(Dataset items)
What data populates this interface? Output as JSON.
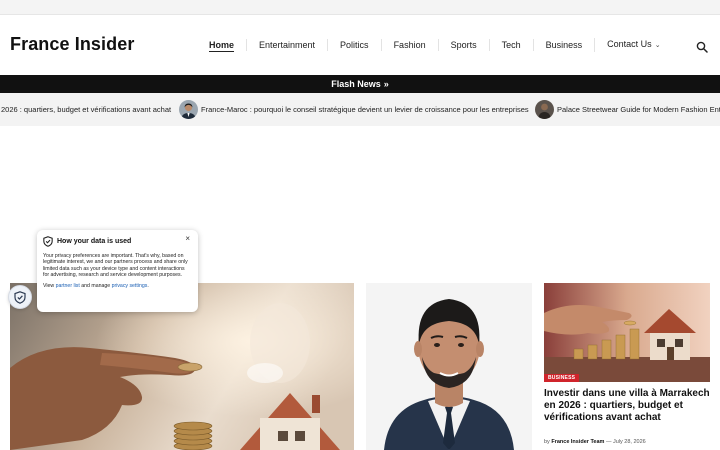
{
  "site": {
    "logo": "France Insider"
  },
  "nav": {
    "items": [
      {
        "label": "Home"
      },
      {
        "label": "Entertainment"
      },
      {
        "label": "Politics"
      },
      {
        "label": "Fashion"
      },
      {
        "label": "Sports"
      },
      {
        "label": "Tech"
      },
      {
        "label": "Business"
      },
      {
        "label": "Contact Us"
      }
    ]
  },
  "flash": {
    "label": "Flash News",
    "arrow": "»"
  },
  "ticker": {
    "items": [
      {
        "text": "2026 : quartiers, budget et vérifications avant achat"
      },
      {
        "text": "France-Maroc : pourquoi le conseil stratégique devient un levier de croissance pour les entreprises"
      },
      {
        "text": "Palace Streetwear Guide for Modern Fashion Enth"
      }
    ]
  },
  "privacy": {
    "title": "How your data is used",
    "body": "Your privacy preferences are important. That's why, based on legitimate interest, we and our partners process and share only limited data such as your device type and content interactions for advertising, research and service development purposes.",
    "links_prefix": "View",
    "partner_link": "partner list",
    "links_middle": "and manage",
    "settings_link": "privacy settings",
    "links_suffix": ".",
    "close": "×"
  },
  "side_article": {
    "category": "BUSINESS",
    "title": "Investir dans une villa à Marrakech en 2026 : quartiers, budget et vérifications avant achat",
    "meta_prefix": "by",
    "author": "France Insider Team",
    "separator": "—",
    "date": "July 28, 2026"
  },
  "colors": {
    "flash_bg": "#111111",
    "badge_red": "#d0242b",
    "link_blue": "#1a5fb4"
  },
  "icons": {
    "search": "search-icon",
    "privacy": "shield-check-icon",
    "dropdown": "chevron-down-icon",
    "flash": "double-chevron-right-icon"
  }
}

TASK PROMPT:
Identify the lines above with the word "vérifications". Copy them.

EXPECTED OUTPUT:
        "text": "2026 : quartiers, budget et vérifications avant achat"
    "title": "Investir dans une villa à Marrakech en 2026 : quartiers, budget et vérifications avant achat",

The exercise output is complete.